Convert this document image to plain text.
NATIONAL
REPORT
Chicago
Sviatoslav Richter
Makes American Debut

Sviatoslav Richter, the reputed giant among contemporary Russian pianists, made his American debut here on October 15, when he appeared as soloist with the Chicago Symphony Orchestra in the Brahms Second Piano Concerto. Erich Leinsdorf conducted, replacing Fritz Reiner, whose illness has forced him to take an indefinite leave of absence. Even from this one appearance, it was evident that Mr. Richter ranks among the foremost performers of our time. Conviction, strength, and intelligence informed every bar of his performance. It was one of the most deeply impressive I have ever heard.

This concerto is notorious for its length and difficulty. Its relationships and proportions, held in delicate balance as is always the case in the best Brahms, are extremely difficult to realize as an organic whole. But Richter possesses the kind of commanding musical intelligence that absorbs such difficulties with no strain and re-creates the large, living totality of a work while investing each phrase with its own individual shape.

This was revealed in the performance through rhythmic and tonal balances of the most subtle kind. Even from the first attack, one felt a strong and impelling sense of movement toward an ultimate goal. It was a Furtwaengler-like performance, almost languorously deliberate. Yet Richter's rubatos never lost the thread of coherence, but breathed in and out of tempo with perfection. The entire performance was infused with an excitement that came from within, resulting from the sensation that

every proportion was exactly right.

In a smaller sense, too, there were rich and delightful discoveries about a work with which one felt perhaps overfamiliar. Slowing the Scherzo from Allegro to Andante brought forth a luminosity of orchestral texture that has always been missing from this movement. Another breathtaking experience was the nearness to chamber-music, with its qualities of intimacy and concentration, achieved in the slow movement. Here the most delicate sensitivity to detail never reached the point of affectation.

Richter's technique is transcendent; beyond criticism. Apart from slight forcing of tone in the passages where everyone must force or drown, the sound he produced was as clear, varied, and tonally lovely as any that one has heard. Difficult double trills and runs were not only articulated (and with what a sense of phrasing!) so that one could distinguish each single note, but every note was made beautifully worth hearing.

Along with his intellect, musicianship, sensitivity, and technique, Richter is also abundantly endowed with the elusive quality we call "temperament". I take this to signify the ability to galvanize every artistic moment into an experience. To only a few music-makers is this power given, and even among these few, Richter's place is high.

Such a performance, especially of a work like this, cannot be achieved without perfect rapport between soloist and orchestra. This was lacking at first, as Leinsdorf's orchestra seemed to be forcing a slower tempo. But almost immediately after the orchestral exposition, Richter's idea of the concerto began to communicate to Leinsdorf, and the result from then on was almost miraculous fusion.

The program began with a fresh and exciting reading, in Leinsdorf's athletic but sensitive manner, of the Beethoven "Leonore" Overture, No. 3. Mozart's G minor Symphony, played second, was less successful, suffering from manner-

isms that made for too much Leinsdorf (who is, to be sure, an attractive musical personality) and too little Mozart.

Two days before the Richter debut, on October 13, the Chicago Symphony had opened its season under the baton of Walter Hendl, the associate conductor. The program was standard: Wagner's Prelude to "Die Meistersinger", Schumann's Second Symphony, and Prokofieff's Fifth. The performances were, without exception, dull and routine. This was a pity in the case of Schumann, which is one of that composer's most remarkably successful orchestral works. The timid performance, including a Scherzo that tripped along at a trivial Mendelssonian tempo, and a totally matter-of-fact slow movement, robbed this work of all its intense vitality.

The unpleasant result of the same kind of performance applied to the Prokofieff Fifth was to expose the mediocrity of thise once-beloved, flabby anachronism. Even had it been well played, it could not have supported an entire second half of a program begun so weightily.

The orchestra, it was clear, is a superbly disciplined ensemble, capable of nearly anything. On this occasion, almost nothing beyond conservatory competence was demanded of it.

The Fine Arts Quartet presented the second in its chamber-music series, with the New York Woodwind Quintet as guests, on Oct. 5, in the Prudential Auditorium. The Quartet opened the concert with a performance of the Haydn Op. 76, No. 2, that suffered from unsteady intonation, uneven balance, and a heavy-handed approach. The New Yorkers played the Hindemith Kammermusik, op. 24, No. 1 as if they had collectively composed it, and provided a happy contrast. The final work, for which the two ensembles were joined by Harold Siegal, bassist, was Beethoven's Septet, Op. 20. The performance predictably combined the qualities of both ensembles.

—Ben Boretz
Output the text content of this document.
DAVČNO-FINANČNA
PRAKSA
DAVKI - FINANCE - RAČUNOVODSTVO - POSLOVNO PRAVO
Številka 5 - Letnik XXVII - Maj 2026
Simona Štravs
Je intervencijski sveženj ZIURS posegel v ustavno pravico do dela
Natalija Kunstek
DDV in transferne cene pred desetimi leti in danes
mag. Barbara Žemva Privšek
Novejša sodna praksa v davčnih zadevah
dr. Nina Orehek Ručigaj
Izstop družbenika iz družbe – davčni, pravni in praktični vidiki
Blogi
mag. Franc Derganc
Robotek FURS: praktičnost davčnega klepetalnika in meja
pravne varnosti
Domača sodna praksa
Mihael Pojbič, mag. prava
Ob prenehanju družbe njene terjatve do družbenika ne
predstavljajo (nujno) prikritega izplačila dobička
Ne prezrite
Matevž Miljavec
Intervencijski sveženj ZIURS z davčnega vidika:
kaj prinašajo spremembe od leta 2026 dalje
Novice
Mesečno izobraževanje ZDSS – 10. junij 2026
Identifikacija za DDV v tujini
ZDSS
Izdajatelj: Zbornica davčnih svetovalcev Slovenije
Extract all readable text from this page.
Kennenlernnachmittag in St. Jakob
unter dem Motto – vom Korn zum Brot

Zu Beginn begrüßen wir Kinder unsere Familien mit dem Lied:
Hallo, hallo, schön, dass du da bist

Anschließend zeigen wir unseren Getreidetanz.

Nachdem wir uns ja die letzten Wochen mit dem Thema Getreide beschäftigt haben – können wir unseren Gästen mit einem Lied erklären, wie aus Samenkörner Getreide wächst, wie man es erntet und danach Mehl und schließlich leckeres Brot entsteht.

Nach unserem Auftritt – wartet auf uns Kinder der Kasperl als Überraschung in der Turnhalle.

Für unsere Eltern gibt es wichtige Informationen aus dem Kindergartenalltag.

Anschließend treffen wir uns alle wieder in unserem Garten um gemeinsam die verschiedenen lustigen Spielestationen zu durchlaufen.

--- THE TASK ---
Please output the complete data exactly.

--- ANSWER BELOW ---
Convert this document image to plain text.
NATIONAL
REPORT
Chicago
Sviatoslav Richter
Makes American Debut

Sviatoslav Richter, the reputed giant among contemporary Russian pianists, made his American debut here on October 15, when he appeared as soloist with the Chicago Symphony Orchestra in the Brahms Second Piano Concerto. Erich Leinsdorf conducted, replacing Fritz Reiner, whose illness has forced him to take an indefinite leave of absence. Even from this one appearance, it was evident that Mr. Richter ranks among the foremost performers of our time. Conviction, strength, and intelligence informed every bar of his performance. It was one of the most deeply impressive I have ever heard.

This concerto is notorious for its length and difficulty. Its relationships and proportions, held in delicate balance as is always the case in the best Brahms, are extremely difficult to realize as an organic whole. But Richter possesses the kind of commanding musical intelligence that absorbs such difficulties with no strain and re-creates the large, living totality of a work while investing each phrase with its own individual shape.

This was revealed in the performance through rhythmic and tonal balances of the most subtle kind. Even from the first attack, one felt a strong and impelling sense of movement toward an ultimate goal. It was a Furtwaengler-like performance, almost languorously deliberate. Yet Richter's rubatos never lost the thread of coherence, but breathed in and out of tempo with perfection. The entire performance was infused with an excitement that came from within, resulting from the sensation that

every proportion was exactly right.

In a smaller sense, too, there were rich and delightful discoveries about a work with which one felt perhaps overfamiliar. Slowing the Scherzo from Allegro to Andante brought forth a luminosity of orchestral texture that has always been missing from this movement. Another breathtaking experience was the nearness to chamber-music, with its qualities of intimacy and concentration, achieved in the slow movement. Here the most delicate sensitivity to detail never reached the point of affectation.

Richter's technique is transcendent; beyond criticism. Apart from slight forcing of tone in the passages where everyone must force or drown, the sound he produced was as clear, varied, and tonally lovely as any that one has heard. Difficult double trills and runs were not only articulated (and with what a sense of phrasing!) so that one could distinguish each single note, but every note was made beautifully worth hearing.

Along with his intellect, musicianship, sensitivity, and technique, Richter is also abundantly endowed with the elusive quality we call "temperament". I take this to signify the ability to galvanize every artistic moment into an experience. To only a few music-makers is this power given, and even among these few, Richter's place is high.

Such a performance, especially of a work like this, cannot be achieved without perfect rapport between soloist and orchestra. This was lacking at first, as Leinsdorf's orchestra seemed to be forcing a slower tempo. But almost immediately after the orchestral exposition, Richter's idea of the concerto began to communicate to Leinsdorf, and the result from then on was almost miraculous fusion.

The program began with a fresh and exciting reading, in Leinsdorf's athletic but sensitive manner, of the Beethoven "Leonore" Overture, No. 3. Mozart's G minor Symphony, played second, was less successful, suffering from manner-

isms that made for too much Leinsdorf (who is, to be sure, an attractive musical personality) and too little Mozart.

Two days before the Richter debut, on October 13, the Chicago Symphony had opened its season under the baton of Walter Hendl, the associate conductor. The program was standard: Wagner's Prelude to "Die Meistersinger", Schumann's Second Symphony, and Prokofieff's Fifth. The performances were, without exception, dull and routine. This was a pity in the case of Schumann, which is one of that composer's most remarkably successful orchestral works. The timid performance, including a Scherzo that tripped along at a trivial Mendelssonian tempo, and a totally matter-of-fact slow movement, robbed this work of all its intense vitality.

The unpleasant result of the same kind of performance applied to the Prokofieff Fifth was to expose the mediocrity of thise once-beloved, flabby anachronism. Even had it been well played, it could not have supported an entire second half of a program begun so weightily.

The orchestra, it was clear, is a superbly disciplined ensemble, capable of nearly anything. On this occasion, almost nothing beyond conservatory competence was demanded of it.

The Fine Arts Quartet presented the second in its chamber-music series, with the New York Woodwind Quintet as guests, on Oct. 5, in the Prudential Auditorium. The Quartet opened the concert with a performance of the Haydn Op. 76, No. 2, that suffered from unsteady intonation, uneven balance, and a heavy-handed approach. The New Yorkers played the Hindemith Kammermusik, op. 24, No. 1 as if they had collectively composed it, and provided a happy contrast. The final work, for which the two ensembles were joined by Harold Siegal, bassist, was Beethoven's Septet, Op. 20. The performance predictably combined the qualities of both ensembles.

—Ben Boretz
Output the text content of this document.
DAVČNO-FINANČNA
PRAKSA
DAVKI - FINANCE - RAČUNOVODSTVO - POSLOVNO PRAVO
Številka 5 - Letnik XXVII - Maj 2026
Simona Štravs
Je intervencijski sveženj ZIURS posegel v ustavno pravico do dela
Natalija Kunstek
DDV in transferne cene pred desetimi leti in danes
mag. Barbara Žemva Privšek
Novejša sodna praksa v davčnih zadevah
dr. Nina Orehek Ručigaj
Izstop družbenika iz družbe – davčni, pravni in praktični vidiki
Blogi
mag. Franc Derganc
Robotek FURS: praktičnost davčnega klepetalnika in meja
pravne varnosti
Domača sodna praksa
Mihael Pojbič, mag. prava
Ob prenehanju družbe njene terjatve do družbenika ne
predstavljajo (nujno) prikritega izplačila dobička
Ne prezrite
Matevž Miljavec
Intervencijski sveženj ZIURS z davčnega vidika:
kaj prinašajo spremembe od leta 2026 dalje
Novice
Mesečno izobraževanje ZDSS – 10. junij 2026
Identifikacija za DDV v tujini
ZDSS
Izdajatelj: Zbornica davčnih svetovalcev Slovenije
Extract all readable text from this page.
Kennenlernnachmittag in St. Jakob
unter dem Motto – vom Korn zum Brot

Zu Beginn begrüßen wir Kinder unsere Familien mit dem Lied:
Hallo, hallo, schön, dass du da bist

Anschließend zeigen wir unseren Getreidetanz.

Nachdem wir uns ja die letzten Wochen mit dem Thema Getreide beschäftigt haben – können wir unseren Gästen mit einem Lied erklären, wie aus Samenkörner Getreide wächst, wie man es erntet und danach Mehl und schließlich leckeres Brot entsteht.

Nach unserem Auftritt – wartet auf uns Kinder der Kasperl als Überraschung in der Turnhalle.

Für unsere Eltern gibt es wichtige Informationen aus dem Kindergartenalltag.

Anschließend treffen wir uns alle wieder in unserem Garten um gemeinsam die verschiedenen lustigen Spielestationen zu durchlaufen.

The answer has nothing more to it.